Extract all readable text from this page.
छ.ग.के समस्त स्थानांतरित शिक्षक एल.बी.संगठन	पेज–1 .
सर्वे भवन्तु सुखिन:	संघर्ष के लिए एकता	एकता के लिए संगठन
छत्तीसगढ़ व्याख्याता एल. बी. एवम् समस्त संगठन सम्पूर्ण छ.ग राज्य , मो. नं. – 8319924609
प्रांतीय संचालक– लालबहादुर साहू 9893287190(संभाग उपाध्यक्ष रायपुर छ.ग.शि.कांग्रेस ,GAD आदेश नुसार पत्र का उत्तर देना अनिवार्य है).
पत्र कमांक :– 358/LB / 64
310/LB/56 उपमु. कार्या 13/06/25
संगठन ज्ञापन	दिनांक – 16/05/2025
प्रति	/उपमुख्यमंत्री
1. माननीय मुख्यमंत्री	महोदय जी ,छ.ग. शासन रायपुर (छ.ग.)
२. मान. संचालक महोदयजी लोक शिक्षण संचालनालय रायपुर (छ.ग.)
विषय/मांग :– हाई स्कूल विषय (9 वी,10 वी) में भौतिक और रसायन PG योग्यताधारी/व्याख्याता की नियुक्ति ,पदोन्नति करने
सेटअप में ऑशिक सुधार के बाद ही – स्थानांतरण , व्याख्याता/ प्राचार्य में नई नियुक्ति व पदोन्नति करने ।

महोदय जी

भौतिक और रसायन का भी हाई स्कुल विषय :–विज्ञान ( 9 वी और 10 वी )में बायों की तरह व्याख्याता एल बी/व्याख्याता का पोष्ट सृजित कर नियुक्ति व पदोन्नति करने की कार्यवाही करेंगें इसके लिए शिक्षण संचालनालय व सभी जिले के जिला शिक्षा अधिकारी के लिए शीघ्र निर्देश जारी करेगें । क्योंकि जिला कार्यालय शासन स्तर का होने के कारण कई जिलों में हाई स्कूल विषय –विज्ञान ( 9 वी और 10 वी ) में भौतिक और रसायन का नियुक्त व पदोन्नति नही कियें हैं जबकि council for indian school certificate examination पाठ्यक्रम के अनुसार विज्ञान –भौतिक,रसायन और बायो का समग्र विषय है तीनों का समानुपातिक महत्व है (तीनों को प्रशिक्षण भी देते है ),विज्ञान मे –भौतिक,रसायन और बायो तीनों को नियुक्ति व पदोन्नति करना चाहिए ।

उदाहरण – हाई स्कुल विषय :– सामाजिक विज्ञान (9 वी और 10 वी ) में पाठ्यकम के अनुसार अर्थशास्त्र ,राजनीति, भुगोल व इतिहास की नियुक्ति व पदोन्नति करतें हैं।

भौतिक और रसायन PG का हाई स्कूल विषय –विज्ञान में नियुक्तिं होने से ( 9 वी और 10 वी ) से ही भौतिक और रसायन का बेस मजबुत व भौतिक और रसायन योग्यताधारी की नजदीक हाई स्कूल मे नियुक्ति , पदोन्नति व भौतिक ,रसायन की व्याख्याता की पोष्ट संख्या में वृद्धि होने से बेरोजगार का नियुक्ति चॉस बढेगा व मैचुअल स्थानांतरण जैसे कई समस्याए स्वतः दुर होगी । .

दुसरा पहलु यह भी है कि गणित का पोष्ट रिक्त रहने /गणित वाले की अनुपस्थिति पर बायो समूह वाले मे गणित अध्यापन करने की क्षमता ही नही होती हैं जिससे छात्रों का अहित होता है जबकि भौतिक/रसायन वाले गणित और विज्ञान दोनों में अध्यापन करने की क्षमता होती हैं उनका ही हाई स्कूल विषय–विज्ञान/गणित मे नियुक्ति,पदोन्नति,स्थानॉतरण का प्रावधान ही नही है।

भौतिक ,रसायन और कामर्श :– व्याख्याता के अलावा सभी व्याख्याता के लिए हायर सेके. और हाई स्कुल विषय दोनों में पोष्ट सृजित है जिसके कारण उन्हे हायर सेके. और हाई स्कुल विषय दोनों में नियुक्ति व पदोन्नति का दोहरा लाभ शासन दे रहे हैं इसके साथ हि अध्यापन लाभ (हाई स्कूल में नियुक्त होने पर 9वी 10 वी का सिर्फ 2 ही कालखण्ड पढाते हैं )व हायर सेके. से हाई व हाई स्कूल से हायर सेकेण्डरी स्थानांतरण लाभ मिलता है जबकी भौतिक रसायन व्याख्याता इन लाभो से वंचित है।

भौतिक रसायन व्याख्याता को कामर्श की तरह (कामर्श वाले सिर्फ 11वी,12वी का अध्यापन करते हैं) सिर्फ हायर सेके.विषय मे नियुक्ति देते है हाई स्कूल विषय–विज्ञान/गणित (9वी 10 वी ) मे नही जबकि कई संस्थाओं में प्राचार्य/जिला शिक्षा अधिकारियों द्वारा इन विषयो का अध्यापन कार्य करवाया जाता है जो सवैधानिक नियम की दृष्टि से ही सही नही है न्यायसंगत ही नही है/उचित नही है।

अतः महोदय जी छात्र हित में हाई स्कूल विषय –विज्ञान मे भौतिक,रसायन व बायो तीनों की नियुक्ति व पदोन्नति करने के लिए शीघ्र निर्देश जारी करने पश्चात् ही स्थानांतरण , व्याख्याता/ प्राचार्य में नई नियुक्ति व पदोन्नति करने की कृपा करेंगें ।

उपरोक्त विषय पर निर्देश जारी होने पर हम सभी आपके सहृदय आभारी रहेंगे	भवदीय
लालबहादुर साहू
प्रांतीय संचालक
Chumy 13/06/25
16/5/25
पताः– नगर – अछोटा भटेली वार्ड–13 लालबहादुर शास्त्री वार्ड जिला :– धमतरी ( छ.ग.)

= = = = = = =

What you are asked to do :: Extract all of the data shown above and repeat it verbatim.

Result of this exercise ::
Extract all readable text from this page.
छ.ग.के समस्त स्थानांतरित शिक्षक एल.बी.संगठन	पेज–1 .
सर्वे भवन्तु सुखिन:	संघर्ष के लिए एकता	एकता के लिए संगठन
छत्तीसगढ़ व्याख्याता एल. बी. एवम् समस्त संगठन सम्पूर्ण छ.ग राज्य , मो. नं. – 8319924609
प्रांतीय संचालक– लालबहादुर साहू 9893287190(संभाग उपाध्यक्ष रायपुर छ.ग.शि.कांग्रेस ,GAD आदेश नुसार पत्र का उत्तर देना अनिवार्य है).
पत्र कमांक :– 358/LB / 64
310/LB/56 उपमु. कार्या 13/06/25
संगठन ज्ञापन	दिनांक – 16/05/2025
प्रति	/उपमुख्यमंत्री
1. माननीय मुख्यमंत्री	महोदय जी ,छ.ग. शासन रायपुर (छ.ग.)
२. मान. संचालक महोदयजी लोक शिक्षण संचालनालय रायपुर (छ.ग.)
विषय/मांग :– हाई स्कूल विषय (9 वी,10 वी) में भौतिक और रसायन PG योग्यताधारी/व्याख्याता की नियुक्ति ,पदोन्नति करने
सेटअप में ऑशिक सुधार के बाद ही – स्थानांतरण , व्याख्याता/ प्राचार्य में नई नियुक्ति व पदोन्नति करने ।

महोदय जी

भौतिक और रसायन का भी हाई स्कुल विषय :–विज्ञान ( 9 वी और 10 वी )में बायों की तरह व्याख्याता एल बी/व्याख्याता का पोष्ट सृजित कर नियुक्ति व पदोन्नति करने की कार्यवाही करेंगें इसके लिए शिक्षण संचालनालय व सभी जिले के जिला शिक्षा अधिकारी के लिए शीघ्र निर्देश जारी करेगें । क्योंकि जिला कार्यालय शासन स्तर का होने के कारण कई जिलों में हाई स्कूल विषय –विज्ञान ( 9 वी और 10 वी ) में भौतिक और रसायन का नियुक्त व पदोन्नति नही कियें हैं जबकि council for indian school certificate examination पाठ्यक्रम के अनुसार विज्ञान –भौतिक,रसायन और बायो का समग्र विषय है तीनों का समानुपातिक महत्व है (तीनों को प्रशिक्षण भी देते है ),विज्ञान मे –भौतिक,रसायन और बायो तीनों को नियुक्ति व पदोन्नति करना चाहिए ।

उदाहरण – हाई स्कुल विषय :– सामाजिक विज्ञान (9 वी और 10 वी ) में पाठ्यकम के अनुसार अर्थशास्त्र ,राजनीति, भुगोल व इतिहास की नियुक्ति व पदोन्नति करतें हैं।

भौतिक और रसायन PG का हाई स्कूल विषय –विज्ञान में नियुक्तिं होने से ( 9 वी और 10 वी ) से ही भौतिक और रसायन का बेस मजबुत व भौतिक और रसायन योग्यताधारी की नजदीक हाई स्कूल मे नियुक्ति , पदोन्नति व भौतिक ,रसायन की व्याख्याता की पोष्ट संख्या में वृद्धि होने से बेरोजगार का नियुक्ति चॉस बढेगा व मैचुअल स्थानांतरण जैसे कई समस्याए स्वतः दुर होगी । .

दुसरा पहलु यह भी है कि गणित का पोष्ट रिक्त रहने /गणित वाले की अनुपस्थिति पर बायो समूह वाले मे गणित अध्यापन करने की क्षमता ही नही होती हैं जिससे छात्रों का अहित होता है जबकि भौतिक/रसायन वाले गणित और विज्ञान दोनों में अध्यापन करने की क्षमता होती हैं उनका ही हाई स्कूल विषय–विज्ञान/गणित मे नियुक्ति,पदोन्नति,स्थानॉतरण का प्रावधान ही नही है।

भौतिक ,रसायन और कामर्श :– व्याख्याता के अलावा सभी व्याख्याता के लिए हायर सेके. और हाई स्कुल विषय दोनों में पोष्ट सृजित है जिसके कारण उन्हे हायर सेके. और हाई स्कुल विषय दोनों में नियुक्ति व पदोन्नति का दोहरा लाभ शासन दे रहे हैं इसके साथ हि अध्यापन लाभ (हाई स्कूल में नियुक्त होने पर 9वी 10 वी का सिर्फ 2 ही कालखण्ड पढाते हैं )व हायर सेके. से हाई व हाई स्कूल से हायर सेकेण्डरी स्थानांतरण लाभ मिलता है जबकी भौतिक रसायन व्याख्याता इन लाभो से वंचित है।

भौतिक रसायन व्याख्याता को कामर्श की तरह (कामर्श वाले सिर्फ 11वी,12वी का अध्यापन करते हैं) सिर्फ हायर सेके.विषय मे नियुक्ति देते है हाई स्कूल विषय–विज्ञान/गणित (9वी 10 वी ) मे नही जबकि कई संस्थाओं में प्राचार्य/जिला शिक्षा अधिकारियों द्वारा इन विषयो का अध्यापन कार्य करवाया जाता है जो सवैधानिक नियम की दृष्टि से ही सही नही है न्यायसंगत ही नही है/उचित नही है।

अतः महोदय जी छात्र हित में हाई स्कूल विषय –विज्ञान मे भौतिक,रसायन व बायो तीनों की नियुक्ति व पदोन्नति करने के लिए शीघ्र निर्देश जारी करने पश्चात् ही स्थानांतरण , व्याख्याता/ प्राचार्य में नई नियुक्ति व पदोन्नति करने की कृपा करेंगें ।

उपरोक्त विषय पर निर्देश जारी होने पर हम सभी आपके सहृदय आभारी रहेंगे	भवदीय
लालबहादुर साहू
प्रांतीय संचालक
Chumy 13/06/25
16/5/25
पताः– नगर – अछोटा भटेली वार्ड–13 लालबहादुर शास्त्री वार्ड जिला :– धमतरी ( छ.ग.)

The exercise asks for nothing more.